• _EXERCISE OBJECTIVE_: Write out every entry word for word.

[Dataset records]
%%

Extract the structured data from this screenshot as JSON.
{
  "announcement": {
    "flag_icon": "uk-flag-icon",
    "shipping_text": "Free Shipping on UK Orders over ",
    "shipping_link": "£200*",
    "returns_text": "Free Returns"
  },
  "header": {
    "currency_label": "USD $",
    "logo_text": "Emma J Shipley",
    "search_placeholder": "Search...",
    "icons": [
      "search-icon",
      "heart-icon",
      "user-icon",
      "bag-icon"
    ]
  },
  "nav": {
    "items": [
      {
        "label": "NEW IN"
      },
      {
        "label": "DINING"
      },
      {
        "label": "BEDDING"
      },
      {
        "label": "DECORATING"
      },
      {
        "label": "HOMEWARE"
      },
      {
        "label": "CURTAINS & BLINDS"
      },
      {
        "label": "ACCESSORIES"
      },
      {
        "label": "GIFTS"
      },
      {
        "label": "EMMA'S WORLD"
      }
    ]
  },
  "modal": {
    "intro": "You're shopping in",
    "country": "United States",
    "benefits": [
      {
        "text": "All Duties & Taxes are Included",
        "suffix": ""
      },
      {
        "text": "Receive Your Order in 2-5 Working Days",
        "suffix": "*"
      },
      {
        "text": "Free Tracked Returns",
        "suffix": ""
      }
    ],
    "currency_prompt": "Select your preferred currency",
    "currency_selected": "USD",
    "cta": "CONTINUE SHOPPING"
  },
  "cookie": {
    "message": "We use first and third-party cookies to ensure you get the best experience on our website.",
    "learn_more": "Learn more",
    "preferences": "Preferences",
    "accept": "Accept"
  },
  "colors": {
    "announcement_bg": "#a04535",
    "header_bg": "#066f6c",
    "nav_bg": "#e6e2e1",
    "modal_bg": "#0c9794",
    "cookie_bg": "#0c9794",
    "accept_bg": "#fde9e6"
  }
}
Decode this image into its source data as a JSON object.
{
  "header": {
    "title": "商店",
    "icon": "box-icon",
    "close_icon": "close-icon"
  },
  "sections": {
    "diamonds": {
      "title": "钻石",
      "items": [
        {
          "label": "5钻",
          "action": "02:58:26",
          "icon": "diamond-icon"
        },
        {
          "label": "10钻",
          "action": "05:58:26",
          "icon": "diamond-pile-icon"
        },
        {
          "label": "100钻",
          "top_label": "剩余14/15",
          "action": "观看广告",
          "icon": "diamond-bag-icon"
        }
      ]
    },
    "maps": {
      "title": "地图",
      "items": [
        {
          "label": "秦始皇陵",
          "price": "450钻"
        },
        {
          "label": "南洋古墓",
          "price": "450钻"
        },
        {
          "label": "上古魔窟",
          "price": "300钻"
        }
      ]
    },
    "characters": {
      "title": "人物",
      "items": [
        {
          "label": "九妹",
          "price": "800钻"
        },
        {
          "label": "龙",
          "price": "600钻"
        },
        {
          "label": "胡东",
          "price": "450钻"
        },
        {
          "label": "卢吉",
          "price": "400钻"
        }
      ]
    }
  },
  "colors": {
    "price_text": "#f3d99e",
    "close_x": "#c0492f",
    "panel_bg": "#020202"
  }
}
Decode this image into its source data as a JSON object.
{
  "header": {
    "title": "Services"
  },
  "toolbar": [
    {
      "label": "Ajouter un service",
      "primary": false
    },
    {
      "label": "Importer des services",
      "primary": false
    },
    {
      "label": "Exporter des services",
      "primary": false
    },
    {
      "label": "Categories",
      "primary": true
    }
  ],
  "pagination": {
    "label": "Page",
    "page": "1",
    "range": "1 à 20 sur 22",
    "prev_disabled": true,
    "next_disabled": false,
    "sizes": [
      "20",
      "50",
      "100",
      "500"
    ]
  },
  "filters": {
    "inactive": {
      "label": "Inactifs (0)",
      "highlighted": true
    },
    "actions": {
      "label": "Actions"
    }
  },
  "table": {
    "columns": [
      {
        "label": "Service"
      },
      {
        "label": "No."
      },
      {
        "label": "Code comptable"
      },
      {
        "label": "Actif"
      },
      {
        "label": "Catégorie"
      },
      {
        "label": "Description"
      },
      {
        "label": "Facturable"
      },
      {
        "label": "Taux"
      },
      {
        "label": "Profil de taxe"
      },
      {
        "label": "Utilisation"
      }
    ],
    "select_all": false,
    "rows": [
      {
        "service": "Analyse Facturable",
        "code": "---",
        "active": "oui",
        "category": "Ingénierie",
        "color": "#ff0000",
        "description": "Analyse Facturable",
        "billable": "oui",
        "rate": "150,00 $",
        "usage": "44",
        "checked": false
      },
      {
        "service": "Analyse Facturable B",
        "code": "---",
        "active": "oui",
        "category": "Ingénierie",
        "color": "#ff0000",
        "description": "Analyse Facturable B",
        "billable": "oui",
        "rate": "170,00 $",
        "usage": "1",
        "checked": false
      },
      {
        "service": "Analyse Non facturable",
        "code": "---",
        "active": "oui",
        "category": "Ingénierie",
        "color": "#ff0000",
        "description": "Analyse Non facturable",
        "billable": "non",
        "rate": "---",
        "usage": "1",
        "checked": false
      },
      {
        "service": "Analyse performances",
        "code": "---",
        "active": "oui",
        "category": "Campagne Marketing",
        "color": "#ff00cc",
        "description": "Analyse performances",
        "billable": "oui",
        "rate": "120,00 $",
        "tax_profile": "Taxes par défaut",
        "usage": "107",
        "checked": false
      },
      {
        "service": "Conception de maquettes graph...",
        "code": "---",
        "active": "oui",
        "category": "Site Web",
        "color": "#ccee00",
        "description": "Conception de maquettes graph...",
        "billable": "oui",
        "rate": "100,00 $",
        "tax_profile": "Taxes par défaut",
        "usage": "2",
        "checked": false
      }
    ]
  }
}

%%

• _WRITTEN SOLUTION_:
Extract the structured data from this screenshot as JSON.
{
  "announcement": {
    "flag_icon": "uk-flag-icon",
    "shipping_text": "Free Shipping on UK Orders over ",
    "shipping_link": "£200*",
    "returns_text": "Free Returns"
  },
  "header": {
    "currency_label": "USD $",
    "logo_text": "Emma J Shipley",
    "search_placeholder": "Search...",
    "icons": [
      "search-icon",
      "heart-icon",
      "user-icon",
      "bag-icon"
    ]
  },
  "nav": {
    "items": [
      {
        "label": "NEW IN"
      },
      {
        "label": "DINING"
      },
      {
        "label": "BEDDING"
      },
      {
        "label": "DECORATING"
      },
      {
        "label": "HOMEWARE"
      },
      {
        "label": "CURTAINS & BLINDS"
      },
      {
        "label": "ACCESSORIES"
      },
      {
        "label": "GIFTS"
      },
      {
        "label": "EMMA'S WORLD"
      }
    ]
  },
  "modal": {
    "intro": "You're shopping in",
    "country": "United States",
    "benefits": [
      {
        "text": "All Duties & Taxes are Included",
        "suffix": ""
      },
      {
        "text": "Receive Your Order in 2-5 Working Days",
        "suffix": "*"
      },
      {
        "text": "Free Tracked Returns",
        "suffix": ""
      }
    ],
    "currency_prompt": "Select your preferred currency",
    "currency_selected": "USD",
    "cta": "CONTINUE SHOPPING"
  },
  "cookie": {
    "message": "We use first and third-party cookies to ensure you get the best experience on our website.",
    "learn_more": "Learn more",
    "preferences": "Preferences",
    "accept": "Accept"
  },
  "colors": {
    "announcement_bg": "#a04535",
    "header_bg": "#066f6c",
    "nav_bg": "#e6e2e1",
    "modal_bg": "#0c9794",
    "cookie_bg": "#0c9794",
    "accept_bg": "#fde9e6"
  }
}
Decode this image into its source data as a JSON object.
{
  "header": {
    "title": "商店",
    "icon": "box-icon",
    "close_icon": "close-icon"
  },
  "sections": {
    "diamonds": {
      "title": "钻石",
      "items": [
        {
          "label": "5钻",
          "action": "02:58:26",
          "icon": "diamond-icon"
        },
        {
          "label": "10钻",
          "action": "05:58:26",
          "icon": "diamond-pile-icon"
        },
        {
          "label": "100钻",
          "top_label": "剩余14/15",
          "action": "观看广告",
          "icon": "diamond-bag-icon"
        }
      ]
    },
    "maps": {
      "title": "地图",
      "items": [
        {
          "label": "秦始皇陵",
          "price": "450钻"
        },
        {
          "label": "南洋古墓",
          "price": "450钻"
        },
        {
          "label": "上古魔窟",
          "price": "300钻"
        }
      ]
    },
    "characters": {
      "title": "人物",
      "items": [
        {
          "label": "九妹",
          "price": "800钻"
        },
        {
          "label": "龙",
          "price": "600钻"
        },
        {
          "label": "胡东",
          "price": "450钻"
        },
        {
          "label": "卢吉",
          "price": "400钻"
        }
      ]
    }
  },
  "colors": {
    "price_text": "#f3d99e",
    "close_x": "#c0492f",
    "panel_bg": "#020202"
  }
}
Decode this image into its source data as a JSON object.
{
  "header": {
    "title": "Services"
  },
  "toolbar": [
    {
      "label": "Ajouter un service",
      "primary": false
    },
    {
      "label": "Importer des services",
      "primary": false
    },
    {
      "label": "Exporter des services",
      "primary": false
    },
    {
      "label": "Categories",
      "primary": true
    }
  ],
  "pagination": {
    "label": "Page",
    "page": "1",
    "range": "1 à 20 sur 22",
    "prev_disabled": true,
    "next_disabled": false,
    "sizes": [
      "20",
      "50",
      "100",
      "500"
    ]
  },
  "filters": {
    "inactive": {
      "label": "Inactifs (0)",
      "highlighted": true
    },
    "actions": {
      "label": "Actions"
    }
  },
  "table": {
    "columns": [
      {
        "label": "Service"
      },
      {
        "label": "No."
      },
      {
        "label": "Code comptable"
      },
      {
        "label": "Actif"
      },
      {
        "label": "Catégorie"
      },
      {
        "label": "Description"
      },
      {
        "label": "Facturable"
      },
      {
        "label": "Taux"
      },
      {
        "label": "Profil de taxe"
      },
      {
        "label": "Utilisation"
      }
    ],
    "select_all": false,
    "rows": [
      {
        "service": "Analyse Facturable",
        "code": "---",
        "active": "oui",
        "category": "Ingénierie",
        "color": "#ff0000",
        "description": "Analyse Facturable",
        "billable": "oui",
        "rate": "150,00 $",
        "usage": "44",
        "checked": false
      },
      {
        "service": "Analyse Facturable B",
        "code": "---",
        "active": "oui",
        "category": "Ingénierie",
        "color": "#ff0000",
        "description": "Analyse Facturable B",
        "billable": "oui",
        "rate": "170,00 $",
        "usage": "1",
        "checked": false
      },
      {
        "service": "Analyse Non facturable",
        "code": "---",
        "active": "oui",
        "category": "Ingénierie",
        "color": "#ff0000",
        "description": "Analyse Non facturable",
        "billable": "non",
        "rate": "---",
        "usage": "1",
        "checked": false
      },
      {
        "service": "Analyse performances",
        "code": "---",
        "active": "oui",
        "category": "Campagne Marketing",
        "color": "#ff00cc",
        "description": "Analyse performances",
        "billable": "oui",
        "rate": "120,00 $",
        "tax_profile": "Taxes par défaut",
        "usage": "107",
        "checked": false
      },
      {
        "service": "Conception de maquettes graph...",
        "code": "---",
        "active": "oui",
        "category": "Site Web",
        "color": "#ccee00",
        "description": "Conception de maquettes graph...",
        "billable": "oui",
        "rate": "100,00 $",
        "tax_profile": "Taxes par défaut",
        "usage": "2",
        "checked": false
      }
    ]
  }
}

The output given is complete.